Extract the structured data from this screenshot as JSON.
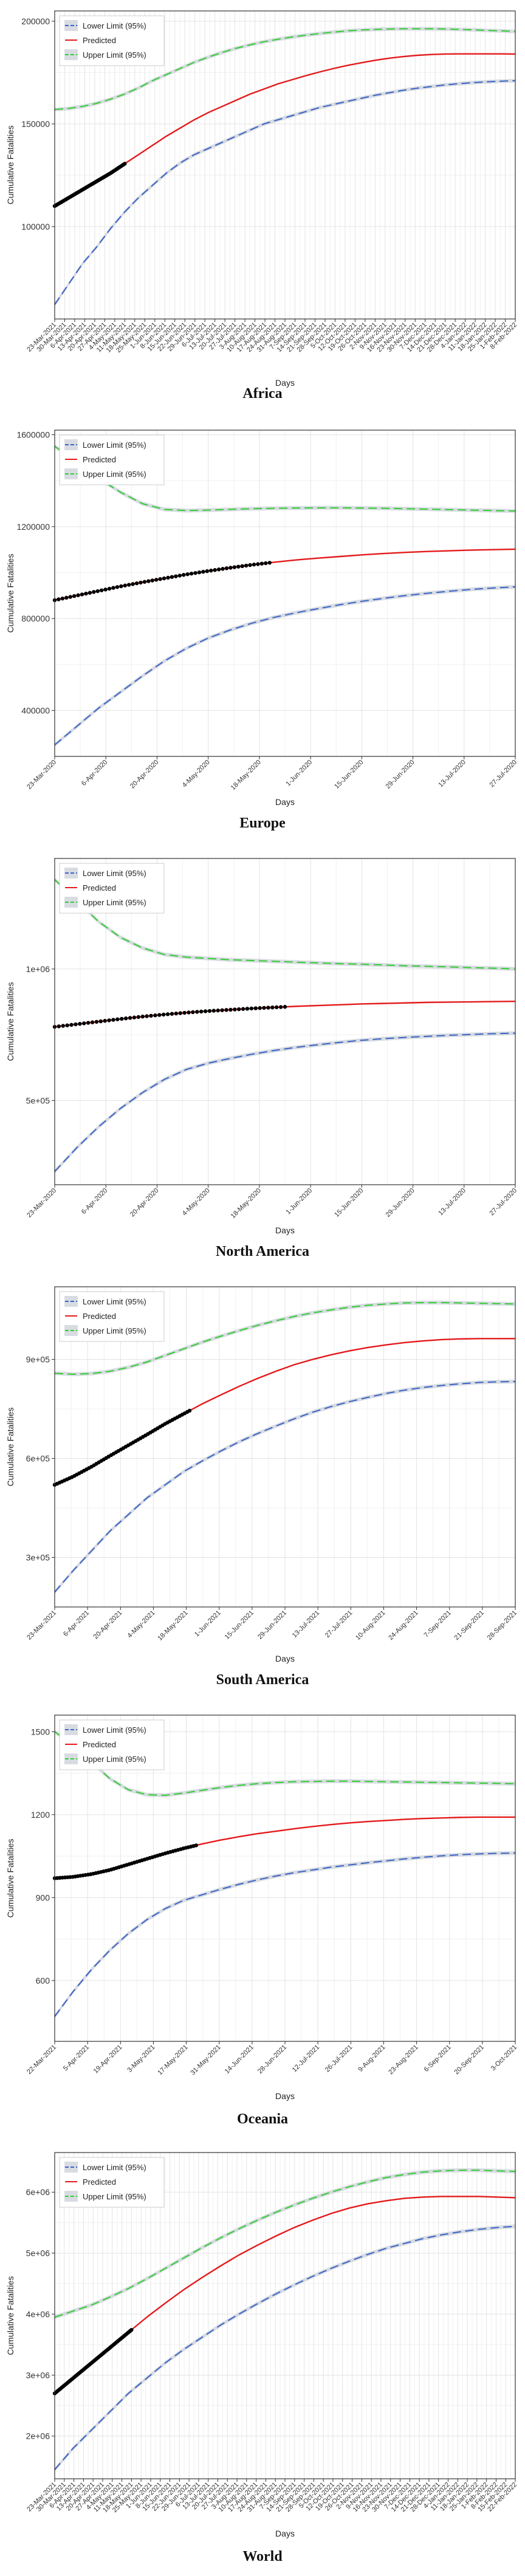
{
  "legend": {
    "lower": "Lower Limit (95%)",
    "predicted": "Predicted",
    "upper": "Upper Limit (95%)"
  },
  "axis": {
    "xlabel": "Days",
    "ylabel": "Cumulative Fatalities"
  },
  "colors": {
    "lower": "#3b63c4",
    "predicted": "#e41a1c",
    "upper": "#33cc33",
    "observed": "#000000",
    "band": "#c8cdd6"
  },
  "chart_data": [
    {
      "type": "line",
      "caption": "Africa",
      "xlabel": "Days",
      "ylabel": "Cumulative Fatalities",
      "legend_position": "top-left",
      "grid": true,
      "ylim": [
        55000,
        205000
      ],
      "y_ticks": [
        100000,
        150000,
        200000
      ],
      "y_tick_labels": [
        "100000",
        "150000",
        "200000"
      ],
      "x_ticks": [
        "23-Mar-2021",
        "30-Mar-2021",
        "6-Apr-2021",
        "13-Apr-2021",
        "20-Apr-2021",
        "27-Apr-2021",
        "4-May-2021",
        "11-May-2021",
        "18-May-2021",
        "25-May-2021",
        "1-Jun-2021",
        "8-Jun-2021",
        "15-Jun-2021",
        "22-Jun-2021",
        "29-Jun-2021",
        "6-Jul-2021",
        "13-Jul-2021",
        "20-Jul-2021",
        "27-Jul-2021",
        "3-Aug-2021",
        "10-Aug-2021",
        "17-Aug-2021",
        "24-Aug-2021",
        "31-Aug-2021",
        "7-Sep-2021",
        "14-Sep-2021",
        "21-Sep-2021",
        "28-Sep-2021",
        "5-Oct-2021",
        "12-Oct-2021",
        "19-Oct-2021",
        "26-Oct-2021",
        "2-Nov-2021",
        "9-Nov-2021",
        "16-Nov-2021",
        "23-Nov-2021",
        "30-Nov-2021",
        "7-Dec-2021",
        "14-Dec-2021",
        "21-Dec-2021",
        "28-Dec-2021",
        "4-Jan-2022",
        "11-Jan-2022",
        "18-Jan-2022",
        "25-Jan-2022",
        "1-Feb-2022",
        "8-Feb-2022"
      ],
      "observed_until_tick": 7,
      "series": [
        {
          "key": "lower",
          "name": "Lower Limit (95%)",
          "values": [
            62000,
            72000,
            82000,
            90000,
            99000,
            107000,
            114000,
            120000,
            126000,
            131000,
            135000,
            138000,
            141000,
            144000,
            147000,
            150000,
            152000,
            154000,
            156000,
            158000,
            159500,
            161000,
            162500,
            164000,
            165200,
            166400,
            167400,
            168200,
            169000,
            169600,
            170100,
            170500,
            170800,
            171000
          ]
        },
        {
          "key": "predicted",
          "name": "Predicted",
          "values": [
            110000,
            114000,
            118000,
            122000,
            126000,
            130500,
            135000,
            139500,
            144000,
            148000,
            152000,
            155500,
            158500,
            161500,
            164500,
            167000,
            169500,
            171500,
            173500,
            175300,
            177000,
            178500,
            179800,
            181000,
            182000,
            182800,
            183400,
            183800,
            184000,
            184100,
            184100,
            184100,
            184100,
            184000
          ]
        },
        {
          "key": "upper",
          "name": "Upper Limit (95%)",
          "values": [
            157000,
            157500,
            158500,
            160000,
            162000,
            164500,
            167500,
            171000,
            174000,
            177000,
            180000,
            182500,
            184800,
            186800,
            188500,
            190000,
            191200,
            192300,
            193200,
            194000,
            194700,
            195300,
            195700,
            196000,
            196200,
            196300,
            196300,
            196300,
            196200,
            196000,
            195800,
            195500,
            195300,
            195000
          ]
        }
      ]
    },
    {
      "type": "line",
      "caption": "Europe",
      "xlabel": "Days",
      "ylabel": "Cumulative Fatalities",
      "legend_position": "top-left",
      "grid": true,
      "ylim": [
        200000,
        1620000
      ],
      "y_ticks": [
        400000,
        800000,
        1200000,
        1600000
      ],
      "y_tick_labels": [
        "400000",
        "800000",
        "1200000",
        "1600000"
      ],
      "x_ticks": [
        "23-Mar-2020",
        "6-Apr-2020",
        "20-Apr-2020",
        "4-May-2020",
        "18-May-2020",
        "1-Jun-2020",
        "15-Jun-2020",
        "29-Jun-2020",
        "13-Jul-2020",
        "27-Jul-2020"
      ],
      "observed_until_tick": 4.2,
      "series": [
        {
          "key": "lower",
          "name": "Lower Limit (95%)",
          "values": [
            250000,
            330000,
            410000,
            480000,
            550000,
            615000,
            670000,
            715000,
            750000,
            780000,
            805000,
            825000,
            843000,
            860000,
            875000,
            888000,
            900000,
            910000,
            919000,
            927000,
            933000,
            938000
          ]
        },
        {
          "key": "predicted",
          "name": "Predicted",
          "values": [
            880000,
            900000,
            920000,
            940000,
            958000,
            975000,
            992000,
            1007000,
            1021000,
            1034000,
            1045000,
            1055000,
            1063000,
            1070000,
            1077000,
            1083000,
            1088000,
            1092000,
            1095000,
            1098000,
            1100000,
            1102000
          ]
        },
        {
          "key": "upper",
          "name": "Upper Limit (95%)",
          "values": [
            1550000,
            1480000,
            1410000,
            1350000,
            1300000,
            1275000,
            1270000,
            1272000,
            1275000,
            1278000,
            1280000,
            1281000,
            1282000,
            1282000,
            1281000,
            1280000,
            1278000,
            1276000,
            1274000,
            1272000,
            1270000,
            1268000
          ]
        }
      ]
    },
    {
      "type": "line",
      "caption": "North America",
      "xlabel": "Days",
      "ylabel": "Cumulative Fatalities",
      "legend_position": "top-left",
      "grid": true,
      "ylim": [
        180000,
        1420000
      ],
      "y_ticks": [
        500000,
        1000000
      ],
      "y_tick_labels": [
        "5e+05",
        "1e+06"
      ],
      "x_ticks": [
        "23-Mar-2020",
        "6-Apr-2020",
        "20-Apr-2020",
        "4-May-2020",
        "18-May-2020",
        "1-Jun-2020",
        "15-Jun-2020",
        "29-Jun-2020",
        "13-Jul-2020",
        "27-Jul-2020"
      ],
      "observed_until_tick": 4.5,
      "series": [
        {
          "key": "lower",
          "name": "Lower Limit (95%)",
          "values": [
            230000,
            320000,
            400000,
            470000,
            530000,
            580000,
            618000,
            642000,
            660000,
            676000,
            690000,
            702000,
            712000,
            721000,
            729000,
            735000,
            740000,
            744000,
            748000,
            751000,
            754000,
            756000
          ]
        },
        {
          "key": "predicted",
          "name": "Predicted",
          "values": [
            780000,
            790000,
            800000,
            810000,
            819000,
            827000,
            834000,
            840000,
            845000,
            850000,
            854000,
            858000,
            861000,
            864000,
            867000,
            869000,
            871000,
            873000,
            874000,
            875000,
            876000,
            877000
          ]
        },
        {
          "key": "upper",
          "name": "Upper Limit (95%)",
          "values": [
            1340000,
            1260000,
            1180000,
            1120000,
            1080000,
            1055000,
            1045000,
            1040000,
            1035000,
            1032000,
            1029000,
            1026000,
            1023000,
            1020000,
            1018000,
            1015000,
            1012000,
            1010000,
            1008000,
            1005000,
            1003000,
            1000000
          ]
        }
      ]
    },
    {
      "type": "line",
      "caption": "South America",
      "xlabel": "Days",
      "ylabel": "Cumulative Fatalities",
      "legend_position": "top-left",
      "grid": true,
      "ylim": [
        150000,
        1120000
      ],
      "y_ticks": [
        300000,
        600000,
        900000
      ],
      "y_tick_labels": [
        "3e+05",
        "6e+05",
        "9e+05"
      ],
      "x_ticks": [
        "23-Mar-2021",
        "6-Apr-2021",
        "20-Apr-2021",
        "4-May-2021",
        "18-May-2021",
        "1-Jun-2021",
        "15-Jun-2021",
        "29-Jun-2021",
        "13-Jul-2021",
        "27-Jul-2021",
        "10-Aug-2021",
        "24-Aug-2021",
        "7-Sep-2021",
        "21-Sep-2021",
        "28-Sep-2021"
      ],
      "observed_until_tick": 4.1,
      "series": [
        {
          "key": "lower",
          "name": "Lower Limit (95%)",
          "values": [
            195000,
            260000,
            320000,
            380000,
            430000,
            480000,
            520000,
            560000,
            592000,
            622000,
            650000,
            675000,
            698000,
            720000,
            740000,
            757000,
            772000,
            785000,
            797000,
            807000,
            815000,
            821000,
            826000,
            830000,
            832000,
            833000
          ]
        },
        {
          "key": "predicted",
          "name": "Predicted",
          "values": [
            520000,
            545000,
            575000,
            608000,
            640000,
            672000,
            705000,
            735000,
            765000,
            792000,
            818000,
            842000,
            864000,
            884000,
            900000,
            914000,
            926000,
            936000,
            944000,
            951000,
            956000,
            960000,
            962000,
            963000,
            963000,
            963000
          ]
        },
        {
          "key": "upper",
          "name": "Upper Limit (95%)",
          "values": [
            858000,
            855000,
            857000,
            864000,
            876000,
            892000,
            912000,
            932000,
            952000,
            970000,
            987000,
            1003000,
            1017000,
            1030000,
            1041000,
            1050000,
            1058000,
            1064000,
            1068000,
            1071000,
            1072000,
            1072000,
            1071000,
            1070000,
            1069000,
            1068000
          ]
        }
      ]
    },
    {
      "type": "line",
      "caption": "Oceania",
      "xlabel": "Days",
      "ylabel": "Cumulative Fatalities",
      "legend_position": "top-left",
      "grid": true,
      "ylim": [
        380000,
        1560000
      ],
      "y_ticks": [
        600,
        900,
        1200,
        1500
      ],
      "y_tick_labels": [
        "600",
        "900",
        "1200",
        "1500"
      ],
      "y_tick_scale": 1000,
      "x_ticks": [
        "22-Mar-2021",
        "5-Apr-2021",
        "19-Apr-2021",
        "3-May-2021",
        "17-May-2021",
        "31-May-2021",
        "14-Jun-2021",
        "28-Jun-2021",
        "12-Jul-2021",
        "26-Jul-2021",
        "9-Aug-2021",
        "23-Aug-2021",
        "6-Sep-2021",
        "20-Sep-2021",
        "3-Oct-2021"
      ],
      "observed_until_tick": 4.3,
      "series": [
        {
          "key": "lower",
          "name": "Lower Limit (95%)",
          "values": [
            470000,
            560000,
            640000,
            710000,
            770000,
            820000,
            860000,
            890000,
            910000,
            930000,
            948000,
            964000,
            978000,
            990000,
            1000000,
            1010000,
            1018000,
            1026000,
            1033000,
            1040000,
            1046000,
            1051000,
            1055000,
            1058000,
            1060000,
            1061000
          ]
        },
        {
          "key": "predicted",
          "name": "Predicted",
          "values": [
            970000,
            975000,
            985000,
            1000000,
            1020000,
            1040000,
            1060000,
            1078000,
            1094000,
            1108000,
            1120000,
            1131000,
            1140000,
            1149000,
            1157000,
            1164000,
            1170000,
            1175000,
            1179000,
            1183000,
            1186000,
            1188000,
            1190000,
            1191000,
            1191000,
            1191000
          ]
        },
        {
          "key": "upper",
          "name": "Upper Limit (95%)",
          "values": [
            1500000,
            1450000,
            1390000,
            1330000,
            1290000,
            1272000,
            1270000,
            1278000,
            1288000,
            1298000,
            1306000,
            1312000,
            1316000,
            1319000,
            1320000,
            1321000,
            1321000,
            1320000,
            1319000,
            1318000,
            1317000,
            1316000,
            1315000,
            1314000,
            1313000,
            1312000
          ]
        }
      ]
    },
    {
      "type": "line",
      "caption": "World",
      "xlabel": "Days",
      "ylabel": "Cumulative Fatalities",
      "legend_position": "top-left",
      "grid": true,
      "ylim": [
        1300000,
        6650000
      ],
      "y_ticks": [
        2000000,
        3000000,
        4000000,
        5000000,
        6000000
      ],
      "y_tick_labels": [
        "2e+06",
        "3e+06",
        "4e+06",
        "5e+06",
        "6e+06"
      ],
      "x_ticks": [
        "23-Mar-2021",
        "30-Mar-2021",
        "6-Apr-2021",
        "13-Apr-2021",
        "20-Apr-2021",
        "27-Apr-2021",
        "4-May-2021",
        "11-May-2021",
        "18-May-2021",
        "25-May-2021",
        "1-Jun-2021",
        "8-Jun-2021",
        "15-Jun-2021",
        "22-Jun-2021",
        "29-Jun-2021",
        "6-Jul-2021",
        "13-Jul-2021",
        "20-Jul-2021",
        "27-Jul-2021",
        "3-Aug-2021",
        "10-Aug-2021",
        "17-Aug-2021",
        "24-Aug-2021",
        "31-Aug-2021",
        "7-Sep-2021",
        "14-Sep-2021",
        "21-Sep-2021",
        "28-Sep-2021",
        "5-Oct-2021",
        "12-Oct-2021",
        "19-Oct-2021",
        "26-Oct-2021",
        "2-Nov-2021",
        "9-Nov-2021",
        "16-Nov-2021",
        "23-Nov-2021",
        "30-Nov-2021",
        "7-Dec-2021",
        "14-Dec-2021",
        "21-Dec-2021",
        "28-Dec-2021",
        "4-Jan-2022",
        "11-Jan-2022",
        "18-Jan-2022",
        "25-Jan-2022",
        "1-Feb-2022",
        "8-Feb-2022",
        "15-Feb-2022",
        "22-Feb-2022"
      ],
      "observed_until_tick": 8,
      "series": [
        {
          "key": "lower",
          "name": "Lower Limit (95%)",
          "values": [
            1450000,
            1800000,
            2100000,
            2400000,
            2700000,
            2950000,
            3200000,
            3420000,
            3620000,
            3820000,
            4000000,
            4170000,
            4330000,
            4480000,
            4620000,
            4750000,
            4870000,
            4980000,
            5080000,
            5160000,
            5240000,
            5300000,
            5350000,
            5390000,
            5420000,
            5440000
          ]
        },
        {
          "key": "predicted",
          "name": "Predicted",
          "values": [
            2700000,
            2950000,
            3200000,
            3450000,
            3700000,
            3950000,
            4180000,
            4400000,
            4600000,
            4790000,
            4970000,
            5130000,
            5280000,
            5420000,
            5540000,
            5650000,
            5740000,
            5810000,
            5860000,
            5900000,
            5920000,
            5930000,
            5930000,
            5930000,
            5920000,
            5910000
          ]
        },
        {
          "key": "upper",
          "name": "Upper Limit (95%)",
          "values": [
            3950000,
            4050000,
            4150000,
            4280000,
            4420000,
            4580000,
            4750000,
            4920000,
            5090000,
            5250000,
            5400000,
            5540000,
            5670000,
            5790000,
            5900000,
            6000000,
            6090000,
            6170000,
            6240000,
            6290000,
            6330000,
            6350000,
            6360000,
            6360000,
            6350000,
            6340000
          ]
        }
      ]
    }
  ]
}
----
- [SHORT TASK]: Look through the data and show every line containing "caption".

- [EXPECTED ANSWER]:
      "caption": "Africa",
      "caption": "Europe",
      "caption": "North America",
      "caption": "South America",
      "caption": "Oceania",
      "caption": "World",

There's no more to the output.